◆ CONTENUTO DEI DATI ◆
================================

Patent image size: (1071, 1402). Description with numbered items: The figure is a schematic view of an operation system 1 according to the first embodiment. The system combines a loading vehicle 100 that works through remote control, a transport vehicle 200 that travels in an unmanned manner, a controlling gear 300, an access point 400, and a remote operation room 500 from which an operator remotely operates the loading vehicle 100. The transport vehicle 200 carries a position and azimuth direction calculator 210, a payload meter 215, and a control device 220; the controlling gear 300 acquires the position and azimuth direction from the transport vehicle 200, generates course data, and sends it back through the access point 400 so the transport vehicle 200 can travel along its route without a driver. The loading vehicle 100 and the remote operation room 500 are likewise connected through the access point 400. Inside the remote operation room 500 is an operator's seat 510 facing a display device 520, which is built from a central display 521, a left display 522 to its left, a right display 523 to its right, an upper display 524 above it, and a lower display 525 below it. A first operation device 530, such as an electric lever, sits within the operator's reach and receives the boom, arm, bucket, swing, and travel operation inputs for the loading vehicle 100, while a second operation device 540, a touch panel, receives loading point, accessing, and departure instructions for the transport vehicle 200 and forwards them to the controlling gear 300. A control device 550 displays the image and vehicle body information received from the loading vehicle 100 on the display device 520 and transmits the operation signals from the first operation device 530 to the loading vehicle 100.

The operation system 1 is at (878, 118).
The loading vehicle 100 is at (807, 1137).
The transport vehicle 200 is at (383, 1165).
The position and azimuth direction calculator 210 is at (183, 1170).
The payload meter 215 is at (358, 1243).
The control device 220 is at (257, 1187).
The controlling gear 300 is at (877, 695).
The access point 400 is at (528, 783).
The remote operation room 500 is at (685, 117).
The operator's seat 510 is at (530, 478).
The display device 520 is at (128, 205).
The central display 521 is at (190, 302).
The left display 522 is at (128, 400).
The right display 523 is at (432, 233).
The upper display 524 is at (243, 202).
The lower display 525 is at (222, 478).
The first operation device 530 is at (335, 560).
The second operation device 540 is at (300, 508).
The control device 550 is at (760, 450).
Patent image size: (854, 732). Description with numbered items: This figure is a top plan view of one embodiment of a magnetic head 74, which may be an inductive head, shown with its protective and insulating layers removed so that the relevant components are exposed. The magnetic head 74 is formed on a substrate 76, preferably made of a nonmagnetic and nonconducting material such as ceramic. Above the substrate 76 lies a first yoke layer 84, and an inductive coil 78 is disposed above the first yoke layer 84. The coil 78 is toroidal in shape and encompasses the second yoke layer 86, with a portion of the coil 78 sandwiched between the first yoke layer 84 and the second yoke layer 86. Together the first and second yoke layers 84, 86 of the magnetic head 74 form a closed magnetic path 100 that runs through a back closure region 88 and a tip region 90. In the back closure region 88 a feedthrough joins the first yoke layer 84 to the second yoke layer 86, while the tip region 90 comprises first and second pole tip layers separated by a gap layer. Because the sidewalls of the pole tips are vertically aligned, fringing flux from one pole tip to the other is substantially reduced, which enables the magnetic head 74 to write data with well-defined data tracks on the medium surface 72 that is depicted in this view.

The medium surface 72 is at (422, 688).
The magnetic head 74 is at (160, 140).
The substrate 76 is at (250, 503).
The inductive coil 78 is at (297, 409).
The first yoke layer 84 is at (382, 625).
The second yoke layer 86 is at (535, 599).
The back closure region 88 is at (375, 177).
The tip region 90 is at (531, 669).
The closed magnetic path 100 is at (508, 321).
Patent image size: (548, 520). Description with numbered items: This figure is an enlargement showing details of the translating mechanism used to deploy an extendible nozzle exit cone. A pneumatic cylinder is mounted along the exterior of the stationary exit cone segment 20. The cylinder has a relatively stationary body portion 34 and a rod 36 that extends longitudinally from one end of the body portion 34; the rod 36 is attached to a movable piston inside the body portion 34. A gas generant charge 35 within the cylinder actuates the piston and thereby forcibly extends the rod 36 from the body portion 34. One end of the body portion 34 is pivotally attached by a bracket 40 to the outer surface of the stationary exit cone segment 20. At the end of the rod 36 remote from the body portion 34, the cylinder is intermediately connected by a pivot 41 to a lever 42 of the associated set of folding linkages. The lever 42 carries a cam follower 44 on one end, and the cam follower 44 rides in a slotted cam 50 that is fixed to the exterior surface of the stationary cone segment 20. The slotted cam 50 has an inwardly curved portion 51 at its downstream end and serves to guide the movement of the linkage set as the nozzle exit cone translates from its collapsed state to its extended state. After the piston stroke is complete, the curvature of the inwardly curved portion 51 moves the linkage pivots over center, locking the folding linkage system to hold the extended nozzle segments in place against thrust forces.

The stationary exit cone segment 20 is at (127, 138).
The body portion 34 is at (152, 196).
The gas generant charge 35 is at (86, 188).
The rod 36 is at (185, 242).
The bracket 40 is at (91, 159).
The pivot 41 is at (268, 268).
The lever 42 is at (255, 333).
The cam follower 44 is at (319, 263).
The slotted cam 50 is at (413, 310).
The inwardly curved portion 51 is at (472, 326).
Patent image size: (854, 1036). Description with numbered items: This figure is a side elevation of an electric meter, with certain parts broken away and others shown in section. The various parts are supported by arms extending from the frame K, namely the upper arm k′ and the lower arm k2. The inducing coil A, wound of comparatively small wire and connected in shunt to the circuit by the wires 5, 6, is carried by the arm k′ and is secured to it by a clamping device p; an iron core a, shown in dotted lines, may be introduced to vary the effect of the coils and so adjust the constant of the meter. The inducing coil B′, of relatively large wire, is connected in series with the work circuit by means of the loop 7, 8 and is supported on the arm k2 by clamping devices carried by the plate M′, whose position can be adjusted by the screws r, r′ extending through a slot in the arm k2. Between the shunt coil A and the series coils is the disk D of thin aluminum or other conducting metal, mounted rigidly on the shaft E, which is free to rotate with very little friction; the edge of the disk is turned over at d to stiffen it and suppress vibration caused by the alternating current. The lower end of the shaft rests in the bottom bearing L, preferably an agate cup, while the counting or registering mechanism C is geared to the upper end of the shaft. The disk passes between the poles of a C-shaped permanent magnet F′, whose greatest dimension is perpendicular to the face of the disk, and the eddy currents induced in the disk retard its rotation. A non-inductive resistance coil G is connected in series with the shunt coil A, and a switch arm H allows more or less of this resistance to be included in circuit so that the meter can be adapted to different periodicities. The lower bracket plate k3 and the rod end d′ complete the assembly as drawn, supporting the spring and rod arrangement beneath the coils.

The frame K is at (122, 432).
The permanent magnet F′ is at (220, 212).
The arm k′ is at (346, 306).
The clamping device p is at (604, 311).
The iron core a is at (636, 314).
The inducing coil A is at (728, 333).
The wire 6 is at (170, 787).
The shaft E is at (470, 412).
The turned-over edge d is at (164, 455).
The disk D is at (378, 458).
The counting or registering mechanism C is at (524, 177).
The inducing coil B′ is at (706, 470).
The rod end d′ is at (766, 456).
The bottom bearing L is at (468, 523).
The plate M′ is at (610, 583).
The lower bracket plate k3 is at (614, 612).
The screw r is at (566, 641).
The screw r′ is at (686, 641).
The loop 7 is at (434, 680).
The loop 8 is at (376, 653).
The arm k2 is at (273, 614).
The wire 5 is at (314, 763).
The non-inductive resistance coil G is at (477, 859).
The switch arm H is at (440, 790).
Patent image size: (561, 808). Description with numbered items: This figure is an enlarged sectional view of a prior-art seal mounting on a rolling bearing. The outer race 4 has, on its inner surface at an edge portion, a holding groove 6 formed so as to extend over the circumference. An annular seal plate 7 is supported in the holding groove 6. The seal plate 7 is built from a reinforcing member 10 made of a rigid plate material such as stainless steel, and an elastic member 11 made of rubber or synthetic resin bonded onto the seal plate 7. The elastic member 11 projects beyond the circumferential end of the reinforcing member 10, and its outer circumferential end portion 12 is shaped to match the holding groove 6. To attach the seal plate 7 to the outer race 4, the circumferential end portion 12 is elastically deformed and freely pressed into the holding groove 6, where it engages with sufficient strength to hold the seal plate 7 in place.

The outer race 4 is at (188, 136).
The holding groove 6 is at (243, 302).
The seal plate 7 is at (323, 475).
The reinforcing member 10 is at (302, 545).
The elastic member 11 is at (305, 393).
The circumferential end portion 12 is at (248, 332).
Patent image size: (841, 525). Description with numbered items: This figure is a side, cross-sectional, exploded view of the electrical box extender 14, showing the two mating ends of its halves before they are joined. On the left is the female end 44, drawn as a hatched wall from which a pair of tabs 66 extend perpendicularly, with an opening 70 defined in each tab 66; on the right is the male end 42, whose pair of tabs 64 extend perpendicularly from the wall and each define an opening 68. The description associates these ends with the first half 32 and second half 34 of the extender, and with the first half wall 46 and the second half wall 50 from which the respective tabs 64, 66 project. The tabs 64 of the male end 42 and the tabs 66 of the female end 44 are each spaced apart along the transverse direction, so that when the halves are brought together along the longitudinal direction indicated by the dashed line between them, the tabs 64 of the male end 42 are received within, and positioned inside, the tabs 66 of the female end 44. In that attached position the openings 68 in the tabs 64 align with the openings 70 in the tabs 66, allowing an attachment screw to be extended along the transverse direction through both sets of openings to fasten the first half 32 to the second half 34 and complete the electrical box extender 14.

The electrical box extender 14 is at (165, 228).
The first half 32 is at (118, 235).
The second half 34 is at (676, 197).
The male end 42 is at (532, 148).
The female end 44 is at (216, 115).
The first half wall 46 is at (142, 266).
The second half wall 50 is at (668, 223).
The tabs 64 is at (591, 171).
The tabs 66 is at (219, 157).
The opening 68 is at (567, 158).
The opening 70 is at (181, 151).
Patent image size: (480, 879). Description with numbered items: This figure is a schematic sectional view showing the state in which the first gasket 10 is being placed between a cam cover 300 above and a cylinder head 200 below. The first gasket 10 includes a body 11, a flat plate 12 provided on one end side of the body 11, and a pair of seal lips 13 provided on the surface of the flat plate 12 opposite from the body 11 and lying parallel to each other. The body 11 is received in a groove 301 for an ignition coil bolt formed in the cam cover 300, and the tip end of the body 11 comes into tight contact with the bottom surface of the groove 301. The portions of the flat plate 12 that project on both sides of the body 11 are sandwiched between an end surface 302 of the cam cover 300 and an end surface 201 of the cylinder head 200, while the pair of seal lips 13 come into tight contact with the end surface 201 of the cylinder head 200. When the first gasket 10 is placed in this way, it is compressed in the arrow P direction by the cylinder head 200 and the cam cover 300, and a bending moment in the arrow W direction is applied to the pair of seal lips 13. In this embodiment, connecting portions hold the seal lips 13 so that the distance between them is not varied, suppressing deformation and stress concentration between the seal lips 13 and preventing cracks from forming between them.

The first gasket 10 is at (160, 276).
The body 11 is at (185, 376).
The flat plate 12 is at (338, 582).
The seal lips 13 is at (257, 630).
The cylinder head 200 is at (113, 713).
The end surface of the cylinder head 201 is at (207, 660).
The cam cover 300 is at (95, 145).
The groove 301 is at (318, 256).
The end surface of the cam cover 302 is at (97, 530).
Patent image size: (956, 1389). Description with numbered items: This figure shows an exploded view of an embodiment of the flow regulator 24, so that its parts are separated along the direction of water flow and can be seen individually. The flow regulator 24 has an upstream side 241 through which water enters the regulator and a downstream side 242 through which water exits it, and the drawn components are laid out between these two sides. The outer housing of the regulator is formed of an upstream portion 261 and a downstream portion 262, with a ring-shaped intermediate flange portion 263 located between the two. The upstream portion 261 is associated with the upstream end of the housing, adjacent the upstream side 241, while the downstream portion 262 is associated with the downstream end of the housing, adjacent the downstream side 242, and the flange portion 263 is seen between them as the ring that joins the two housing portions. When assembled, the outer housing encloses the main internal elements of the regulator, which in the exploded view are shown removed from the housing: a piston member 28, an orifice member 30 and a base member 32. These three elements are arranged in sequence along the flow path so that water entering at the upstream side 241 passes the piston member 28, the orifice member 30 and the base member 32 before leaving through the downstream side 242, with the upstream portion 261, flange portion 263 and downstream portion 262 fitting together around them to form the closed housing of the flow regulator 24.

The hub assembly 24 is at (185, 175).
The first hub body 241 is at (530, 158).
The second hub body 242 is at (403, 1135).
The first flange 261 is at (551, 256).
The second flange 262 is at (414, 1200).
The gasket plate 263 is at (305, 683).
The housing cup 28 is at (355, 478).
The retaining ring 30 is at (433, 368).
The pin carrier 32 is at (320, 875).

================================

Sostituisci "rolling bearing" con "ball bearing" nelle righe dei dati che vanno dalla riga con "Patent image size: (561, 808)." fino alla riga con "The circumferential end portion 12 is at" inclusa. Riporta solo queste righe, lasciando invariato tutto il resto.

◆ SOLUZIONE PROPOSTA ◆
Patent image size: (561, 808). Description with numbered items: This figure is an enlarged sectional view of a prior-art seal mounting on a ball bearing. The outer race 4 has, on its inner surface at an edge portion, a holding groove 6 formed so as to extend over the circumference. An annular seal plate 7 is supported in the holding groove 6. The seal plate 7 is built from a reinforcing member 10 made of a rigid plate material such as stainless steel, and an elastic member 11 made of rubber or synthetic resin bonded onto the seal plate 7. The elastic member 11 projects beyond the circumferential end of the reinforcing member 10, and its outer circumferential end portion 12 is shaped to match the holding groove 6. To attach the seal plate 7 to the outer race 4, the circumferential end portion 12 is elastically deformed and freely pressed into the holding groove 6, where it engages with sufficient strength to hold the seal plate 7 in place.

The outer race 4 is at (188, 136).
The holding groove 6 is at (243, 302).
The seal plate 7 is at (323, 475).
The reinforcing member 10 is at (302, 545).
The elastic member 11 is at (305, 393).
The circumferential end portion 12 is at (248, 332).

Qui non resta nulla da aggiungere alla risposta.